**Exercise**
In the material below, count the lines with the word "false" and state that number only.

**Records shown**
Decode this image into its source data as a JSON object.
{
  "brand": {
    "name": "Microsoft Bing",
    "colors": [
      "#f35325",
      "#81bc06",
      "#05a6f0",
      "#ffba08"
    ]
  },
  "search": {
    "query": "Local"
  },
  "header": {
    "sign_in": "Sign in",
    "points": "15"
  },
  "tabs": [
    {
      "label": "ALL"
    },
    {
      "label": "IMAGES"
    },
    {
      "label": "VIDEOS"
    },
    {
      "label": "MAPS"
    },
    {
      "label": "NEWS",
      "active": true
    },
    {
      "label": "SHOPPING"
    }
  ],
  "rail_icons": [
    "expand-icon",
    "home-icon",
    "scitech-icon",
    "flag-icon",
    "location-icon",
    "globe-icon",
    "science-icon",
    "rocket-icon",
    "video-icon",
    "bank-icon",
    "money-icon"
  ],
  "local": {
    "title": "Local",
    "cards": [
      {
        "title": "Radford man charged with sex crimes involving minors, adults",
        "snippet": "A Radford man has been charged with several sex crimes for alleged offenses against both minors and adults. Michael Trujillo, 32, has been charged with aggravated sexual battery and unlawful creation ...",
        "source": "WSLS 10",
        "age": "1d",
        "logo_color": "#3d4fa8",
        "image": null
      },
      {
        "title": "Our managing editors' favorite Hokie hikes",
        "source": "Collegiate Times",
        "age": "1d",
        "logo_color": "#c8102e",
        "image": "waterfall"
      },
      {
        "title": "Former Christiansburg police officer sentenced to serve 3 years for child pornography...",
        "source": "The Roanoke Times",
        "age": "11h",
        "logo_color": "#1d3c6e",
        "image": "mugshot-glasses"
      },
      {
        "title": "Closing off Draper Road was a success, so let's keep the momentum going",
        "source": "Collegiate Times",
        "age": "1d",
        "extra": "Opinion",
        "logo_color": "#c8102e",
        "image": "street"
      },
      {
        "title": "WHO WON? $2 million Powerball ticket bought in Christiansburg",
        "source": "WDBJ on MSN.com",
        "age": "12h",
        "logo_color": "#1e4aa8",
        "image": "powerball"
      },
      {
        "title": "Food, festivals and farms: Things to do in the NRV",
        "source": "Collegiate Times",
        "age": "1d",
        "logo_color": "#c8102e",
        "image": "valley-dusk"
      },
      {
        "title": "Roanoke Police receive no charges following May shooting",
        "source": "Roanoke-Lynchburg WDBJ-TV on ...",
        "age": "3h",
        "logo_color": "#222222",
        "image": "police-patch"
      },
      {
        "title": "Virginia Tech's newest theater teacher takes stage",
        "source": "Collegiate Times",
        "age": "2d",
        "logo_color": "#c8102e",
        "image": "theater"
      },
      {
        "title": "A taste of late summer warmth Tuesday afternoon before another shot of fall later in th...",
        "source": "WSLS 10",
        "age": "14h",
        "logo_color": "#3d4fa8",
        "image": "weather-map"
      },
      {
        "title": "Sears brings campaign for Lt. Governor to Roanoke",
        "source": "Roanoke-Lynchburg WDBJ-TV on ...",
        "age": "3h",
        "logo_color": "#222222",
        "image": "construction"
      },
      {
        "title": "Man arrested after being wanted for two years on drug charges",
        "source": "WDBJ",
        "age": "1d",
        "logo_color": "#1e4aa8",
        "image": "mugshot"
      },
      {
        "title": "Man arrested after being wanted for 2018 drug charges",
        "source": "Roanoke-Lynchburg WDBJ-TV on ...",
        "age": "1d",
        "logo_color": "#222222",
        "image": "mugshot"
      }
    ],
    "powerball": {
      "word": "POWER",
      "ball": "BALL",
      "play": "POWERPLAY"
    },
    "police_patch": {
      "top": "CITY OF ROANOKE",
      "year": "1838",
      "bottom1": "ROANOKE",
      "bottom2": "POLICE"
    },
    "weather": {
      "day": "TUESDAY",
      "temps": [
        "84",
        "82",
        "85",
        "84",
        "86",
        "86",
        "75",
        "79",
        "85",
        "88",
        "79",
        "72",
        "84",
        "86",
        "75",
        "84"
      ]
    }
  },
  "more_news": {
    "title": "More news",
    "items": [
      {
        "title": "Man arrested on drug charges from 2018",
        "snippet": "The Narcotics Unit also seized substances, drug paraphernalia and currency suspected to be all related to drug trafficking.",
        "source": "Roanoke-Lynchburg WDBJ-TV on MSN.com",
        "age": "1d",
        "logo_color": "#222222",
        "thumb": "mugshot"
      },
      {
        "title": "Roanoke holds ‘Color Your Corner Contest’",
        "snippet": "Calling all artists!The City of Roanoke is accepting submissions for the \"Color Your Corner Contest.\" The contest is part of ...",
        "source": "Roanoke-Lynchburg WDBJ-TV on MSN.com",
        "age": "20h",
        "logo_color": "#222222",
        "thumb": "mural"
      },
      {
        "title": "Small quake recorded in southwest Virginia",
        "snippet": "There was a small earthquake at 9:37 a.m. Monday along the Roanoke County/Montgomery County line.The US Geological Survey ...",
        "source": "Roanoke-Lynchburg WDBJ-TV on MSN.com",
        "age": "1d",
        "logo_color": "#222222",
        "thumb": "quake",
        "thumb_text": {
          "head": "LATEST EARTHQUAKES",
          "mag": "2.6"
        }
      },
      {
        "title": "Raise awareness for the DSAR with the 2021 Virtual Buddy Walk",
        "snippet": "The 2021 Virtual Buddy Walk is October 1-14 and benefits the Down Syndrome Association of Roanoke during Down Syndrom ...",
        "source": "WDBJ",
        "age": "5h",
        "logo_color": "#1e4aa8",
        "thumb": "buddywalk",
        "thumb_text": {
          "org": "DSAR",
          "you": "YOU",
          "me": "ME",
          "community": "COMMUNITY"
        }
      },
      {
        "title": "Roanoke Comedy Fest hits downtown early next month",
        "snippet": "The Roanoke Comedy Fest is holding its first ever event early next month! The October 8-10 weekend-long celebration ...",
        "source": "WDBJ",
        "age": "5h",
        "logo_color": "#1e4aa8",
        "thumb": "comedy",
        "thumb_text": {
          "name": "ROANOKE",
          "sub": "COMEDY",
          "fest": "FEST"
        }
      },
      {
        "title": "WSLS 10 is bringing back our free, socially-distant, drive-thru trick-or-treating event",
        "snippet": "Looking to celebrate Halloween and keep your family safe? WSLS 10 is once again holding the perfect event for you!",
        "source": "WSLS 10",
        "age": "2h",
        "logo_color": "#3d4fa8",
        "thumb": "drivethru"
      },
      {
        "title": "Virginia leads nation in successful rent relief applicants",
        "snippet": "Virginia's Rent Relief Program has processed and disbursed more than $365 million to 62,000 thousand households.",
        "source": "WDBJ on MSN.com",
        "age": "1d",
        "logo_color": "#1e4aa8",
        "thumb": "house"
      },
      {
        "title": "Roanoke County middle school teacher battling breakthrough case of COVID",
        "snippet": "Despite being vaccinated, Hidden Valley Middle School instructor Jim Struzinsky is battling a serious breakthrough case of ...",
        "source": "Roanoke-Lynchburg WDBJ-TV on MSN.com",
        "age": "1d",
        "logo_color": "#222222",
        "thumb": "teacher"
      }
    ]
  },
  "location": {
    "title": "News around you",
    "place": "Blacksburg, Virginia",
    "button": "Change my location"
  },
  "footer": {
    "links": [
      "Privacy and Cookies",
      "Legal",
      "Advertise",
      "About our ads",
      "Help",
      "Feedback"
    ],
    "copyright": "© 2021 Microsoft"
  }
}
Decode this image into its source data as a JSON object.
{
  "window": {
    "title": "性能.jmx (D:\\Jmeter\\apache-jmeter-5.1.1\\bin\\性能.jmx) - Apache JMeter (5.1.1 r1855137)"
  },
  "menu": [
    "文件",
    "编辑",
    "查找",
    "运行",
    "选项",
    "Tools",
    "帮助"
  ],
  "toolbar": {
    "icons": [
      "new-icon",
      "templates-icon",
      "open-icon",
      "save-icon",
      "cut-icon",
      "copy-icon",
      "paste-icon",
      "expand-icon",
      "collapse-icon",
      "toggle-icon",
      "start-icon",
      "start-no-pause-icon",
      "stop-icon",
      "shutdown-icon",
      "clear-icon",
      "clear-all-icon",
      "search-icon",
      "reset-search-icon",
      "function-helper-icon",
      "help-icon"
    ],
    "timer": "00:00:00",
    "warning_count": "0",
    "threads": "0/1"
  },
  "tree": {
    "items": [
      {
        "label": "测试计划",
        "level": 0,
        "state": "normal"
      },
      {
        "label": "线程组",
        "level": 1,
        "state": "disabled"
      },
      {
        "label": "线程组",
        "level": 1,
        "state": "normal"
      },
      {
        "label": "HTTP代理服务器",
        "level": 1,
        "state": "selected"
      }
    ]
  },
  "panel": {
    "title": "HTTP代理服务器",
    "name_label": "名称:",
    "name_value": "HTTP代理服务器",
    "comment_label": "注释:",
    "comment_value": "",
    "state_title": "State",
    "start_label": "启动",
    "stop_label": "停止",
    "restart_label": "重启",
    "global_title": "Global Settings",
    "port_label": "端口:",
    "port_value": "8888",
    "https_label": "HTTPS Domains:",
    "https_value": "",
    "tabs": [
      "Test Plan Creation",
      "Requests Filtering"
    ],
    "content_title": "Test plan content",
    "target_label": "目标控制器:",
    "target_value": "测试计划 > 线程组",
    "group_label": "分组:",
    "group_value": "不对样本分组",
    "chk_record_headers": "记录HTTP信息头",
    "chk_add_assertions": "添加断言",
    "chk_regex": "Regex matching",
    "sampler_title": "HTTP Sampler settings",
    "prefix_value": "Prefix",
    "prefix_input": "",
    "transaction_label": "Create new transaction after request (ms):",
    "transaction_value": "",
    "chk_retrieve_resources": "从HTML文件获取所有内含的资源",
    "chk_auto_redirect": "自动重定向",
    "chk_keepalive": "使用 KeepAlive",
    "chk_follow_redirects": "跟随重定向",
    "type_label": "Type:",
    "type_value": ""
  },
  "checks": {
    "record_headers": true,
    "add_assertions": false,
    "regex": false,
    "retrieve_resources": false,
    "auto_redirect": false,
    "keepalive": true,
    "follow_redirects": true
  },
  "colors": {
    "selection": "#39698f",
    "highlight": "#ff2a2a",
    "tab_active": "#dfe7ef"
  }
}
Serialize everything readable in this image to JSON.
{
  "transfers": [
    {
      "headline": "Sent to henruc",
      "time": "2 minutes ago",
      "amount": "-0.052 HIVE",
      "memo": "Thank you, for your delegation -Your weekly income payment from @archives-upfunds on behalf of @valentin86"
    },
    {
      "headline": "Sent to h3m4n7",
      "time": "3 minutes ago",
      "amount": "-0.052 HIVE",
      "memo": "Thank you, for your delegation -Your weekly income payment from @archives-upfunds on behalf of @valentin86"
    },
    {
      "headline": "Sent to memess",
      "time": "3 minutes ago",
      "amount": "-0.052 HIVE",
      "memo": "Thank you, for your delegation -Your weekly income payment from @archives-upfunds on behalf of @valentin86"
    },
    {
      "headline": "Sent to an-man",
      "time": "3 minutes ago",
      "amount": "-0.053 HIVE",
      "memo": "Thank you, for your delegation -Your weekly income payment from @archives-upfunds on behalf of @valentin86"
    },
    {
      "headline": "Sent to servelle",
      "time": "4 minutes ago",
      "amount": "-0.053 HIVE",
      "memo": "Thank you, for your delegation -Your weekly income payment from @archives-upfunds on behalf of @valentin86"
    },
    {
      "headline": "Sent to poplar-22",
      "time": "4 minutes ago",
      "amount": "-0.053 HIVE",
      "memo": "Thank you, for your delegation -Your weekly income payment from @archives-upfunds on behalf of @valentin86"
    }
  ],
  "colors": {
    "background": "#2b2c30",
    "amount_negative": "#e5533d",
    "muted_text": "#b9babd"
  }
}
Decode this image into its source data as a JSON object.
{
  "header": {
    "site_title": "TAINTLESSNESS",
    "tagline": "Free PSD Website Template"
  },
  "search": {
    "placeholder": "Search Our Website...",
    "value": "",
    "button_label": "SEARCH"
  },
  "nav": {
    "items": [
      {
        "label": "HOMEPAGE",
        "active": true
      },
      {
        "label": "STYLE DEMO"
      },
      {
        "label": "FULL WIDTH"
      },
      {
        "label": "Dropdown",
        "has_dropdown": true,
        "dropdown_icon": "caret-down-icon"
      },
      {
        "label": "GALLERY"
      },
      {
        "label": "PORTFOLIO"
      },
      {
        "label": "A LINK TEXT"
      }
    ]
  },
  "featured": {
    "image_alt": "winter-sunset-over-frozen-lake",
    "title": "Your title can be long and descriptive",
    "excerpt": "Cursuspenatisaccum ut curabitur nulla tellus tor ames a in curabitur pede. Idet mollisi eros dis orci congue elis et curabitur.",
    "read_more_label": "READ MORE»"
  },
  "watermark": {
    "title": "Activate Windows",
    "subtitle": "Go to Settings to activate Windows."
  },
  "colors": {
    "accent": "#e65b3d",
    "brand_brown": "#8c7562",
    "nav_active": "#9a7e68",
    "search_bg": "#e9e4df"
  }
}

**Answer to this exercise**
4